-- start of PROVIDED DATA --

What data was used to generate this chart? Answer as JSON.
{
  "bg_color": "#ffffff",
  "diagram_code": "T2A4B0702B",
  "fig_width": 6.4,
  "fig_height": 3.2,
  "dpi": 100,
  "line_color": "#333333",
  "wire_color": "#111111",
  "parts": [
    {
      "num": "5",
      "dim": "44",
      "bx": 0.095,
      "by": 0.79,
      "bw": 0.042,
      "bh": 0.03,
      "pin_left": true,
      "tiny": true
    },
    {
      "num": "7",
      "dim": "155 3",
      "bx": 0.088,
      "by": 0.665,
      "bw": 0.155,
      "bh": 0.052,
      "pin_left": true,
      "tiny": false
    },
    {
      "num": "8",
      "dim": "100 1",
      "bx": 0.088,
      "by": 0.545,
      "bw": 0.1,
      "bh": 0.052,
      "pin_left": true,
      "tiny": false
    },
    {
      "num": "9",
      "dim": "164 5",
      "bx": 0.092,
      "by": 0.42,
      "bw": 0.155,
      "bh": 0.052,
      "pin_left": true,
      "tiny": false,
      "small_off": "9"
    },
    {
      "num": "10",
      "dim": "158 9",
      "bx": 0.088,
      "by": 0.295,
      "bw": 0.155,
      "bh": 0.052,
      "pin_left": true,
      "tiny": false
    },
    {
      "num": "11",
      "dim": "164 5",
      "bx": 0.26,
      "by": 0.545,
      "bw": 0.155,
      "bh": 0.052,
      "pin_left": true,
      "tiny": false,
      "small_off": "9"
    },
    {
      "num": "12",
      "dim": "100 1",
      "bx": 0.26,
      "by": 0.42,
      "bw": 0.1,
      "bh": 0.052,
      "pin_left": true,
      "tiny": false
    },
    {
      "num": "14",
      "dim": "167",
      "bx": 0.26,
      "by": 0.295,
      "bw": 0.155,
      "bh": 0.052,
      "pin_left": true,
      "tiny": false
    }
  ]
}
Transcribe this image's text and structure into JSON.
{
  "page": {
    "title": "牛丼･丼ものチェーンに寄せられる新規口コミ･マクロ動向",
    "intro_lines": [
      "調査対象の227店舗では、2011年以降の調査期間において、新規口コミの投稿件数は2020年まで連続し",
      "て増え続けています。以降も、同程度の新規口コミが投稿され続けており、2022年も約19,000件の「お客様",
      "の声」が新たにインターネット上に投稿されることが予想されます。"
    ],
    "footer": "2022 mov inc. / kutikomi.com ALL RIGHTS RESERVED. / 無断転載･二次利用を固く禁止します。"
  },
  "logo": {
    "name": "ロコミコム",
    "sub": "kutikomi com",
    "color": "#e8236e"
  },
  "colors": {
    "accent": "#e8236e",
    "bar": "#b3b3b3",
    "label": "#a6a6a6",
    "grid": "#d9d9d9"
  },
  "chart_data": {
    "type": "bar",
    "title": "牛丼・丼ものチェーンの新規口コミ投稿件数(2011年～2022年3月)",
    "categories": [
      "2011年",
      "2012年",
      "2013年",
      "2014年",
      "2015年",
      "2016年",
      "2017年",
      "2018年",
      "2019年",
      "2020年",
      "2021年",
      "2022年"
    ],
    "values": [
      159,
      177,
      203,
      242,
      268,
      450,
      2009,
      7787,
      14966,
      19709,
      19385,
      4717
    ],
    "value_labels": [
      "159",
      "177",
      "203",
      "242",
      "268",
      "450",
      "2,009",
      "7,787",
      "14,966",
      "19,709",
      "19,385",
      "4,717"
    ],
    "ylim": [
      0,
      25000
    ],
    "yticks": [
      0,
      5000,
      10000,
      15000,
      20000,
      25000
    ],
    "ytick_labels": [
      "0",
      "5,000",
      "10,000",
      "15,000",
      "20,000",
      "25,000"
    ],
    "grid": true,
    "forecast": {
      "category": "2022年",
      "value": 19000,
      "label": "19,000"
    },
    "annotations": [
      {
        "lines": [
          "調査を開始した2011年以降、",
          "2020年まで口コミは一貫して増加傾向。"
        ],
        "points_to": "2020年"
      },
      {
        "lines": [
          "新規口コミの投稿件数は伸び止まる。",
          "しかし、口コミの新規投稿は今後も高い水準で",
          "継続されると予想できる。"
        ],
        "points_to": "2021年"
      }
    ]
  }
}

-- end of PROVIDED DATA --

PROBLEM STATEMENT → Set down all of the entries exactly, please.

OUTPUT OF THE EXERCISE →
What data was used to generate this chart? Answer as JSON.
{
  "bg_color": "#ffffff",
  "diagram_code": "T2A4B0702B",
  "fig_width": 6.4,
  "fig_height": 3.2,
  "dpi": 100,
  "line_color": "#333333",
  "wire_color": "#111111",
  "parts": [
    {
      "num": "5",
      "dim": "44",
      "bx": 0.095,
      "by": 0.79,
      "bw": 0.042,
      "bh": 0.03,
      "pin_left": true,
      "tiny": true
    },
    {
      "num": "7",
      "dim": "155 3",
      "bx": 0.088,
      "by": 0.665,
      "bw": 0.155,
      "bh": 0.052,
      "pin_left": true,
      "tiny": false
    },
    {
      "num": "8",
      "dim": "100 1",
      "bx": 0.088,
      "by": 0.545,
      "bw": 0.1,
      "bh": 0.052,
      "pin_left": true,
      "tiny": false
    },
    {
      "num": "9",
      "dim": "164 5",
      "bx": 0.092,
      "by": 0.42,
      "bw": 0.155,
      "bh": 0.052,
      "pin_left": true,
      "tiny": false,
      "small_off": "9"
    },
    {
      "num": "10",
      "dim": "158 9",
      "bx": 0.088,
      "by": 0.295,
      "bw": 0.155,
      "bh": 0.052,
      "pin_left": true,
      "tiny": false
    },
    {
      "num": "11",
      "dim": "164 5",
      "bx": 0.26,
      "by": 0.545,
      "bw": 0.155,
      "bh": 0.052,
      "pin_left": true,
      "tiny": false,
      "small_off": "9"
    },
    {
      "num": "12",
      "dim": "100 1",
      "bx": 0.26,
      "by": 0.42,
      "bw": 0.1,
      "bh": 0.052,
      "pin_left": true,
      "tiny": false
    },
    {
      "num": "14",
      "dim": "167",
      "bx": 0.26,
      "by": 0.295,
      "bw": 0.155,
      "bh": 0.052,
      "pin_left": true,
      "tiny": false
    }
  ]
}
Transcribe this image's text and structure into JSON.
{
  "page": {
    "title": "牛丼･丼ものチェーンに寄せられる新規口コミ･マクロ動向",
    "intro_lines": [
      "調査対象の227店舗では、2011年以降の調査期間において、新規口コミの投稿件数は2020年まで連続し",
      "て増え続けています。以降も、同程度の新規口コミが投稿され続けており、2022年も約19,000件の「お客様",
      "の声」が新たにインターネット上に投稿されることが予想されます。"
    ],
    "footer": "2022 mov inc. / kutikomi.com ALL RIGHTS RESERVED. / 無断転載･二次利用を固く禁止します。"
  },
  "logo": {
    "name": "ロコミコム",
    "sub": "kutikomi com",
    "color": "#e8236e"
  },
  "colors": {
    "accent": "#e8236e",
    "bar": "#b3b3b3",
    "label": "#a6a6a6",
    "grid": "#d9d9d9"
  },
  "chart_data": {
    "type": "bar",
    "title": "牛丼・丼ものチェーンの新規口コミ投稿件数(2011年～2022年3月)",
    "categories": [
      "2011年",
      "2012年",
      "2013年",
      "2014年",
      "2015年",
      "2016年",
      "2017年",
      "2018年",
      "2019年",
      "2020年",
      "2021年",
      "2022年"
    ],
    "values": [
      159,
      177,
      203,
      242,
      268,
      450,
      2009,
      7787,
      14966,
      19709,
      19385,
      4717
    ],
    "value_labels": [
      "159",
      "177",
      "203",
      "242",
      "268",
      "450",
      "2,009",
      "7,787",
      "14,966",
      "19,709",
      "19,385",
      "4,717"
    ],
    "ylim": [
      0,
      25000
    ],
    "yticks": [
      0,
      5000,
      10000,
      15000,
      20000,
      25000
    ],
    "ytick_labels": [
      "0",
      "5,000",
      "10,000",
      "15,000",
      "20,000",
      "25,000"
    ],
    "grid": true,
    "forecast": {
      "category": "2022年",
      "value": 19000,
      "label": "19,000"
    },
    "annotations": [
      {
        "lines": [
          "調査を開始した2011年以降、",
          "2020年まで口コミは一貫して増加傾向。"
        ],
        "points_to": "2020年"
      },
      {
        "lines": [
          "新規口コミの投稿件数は伸び止まる。",
          "しかし、口コミの新規投稿は今後も高い水準で",
          "継続されると予想できる。"
        ],
        "points_to": "2021年"
      }
    ]
  }
}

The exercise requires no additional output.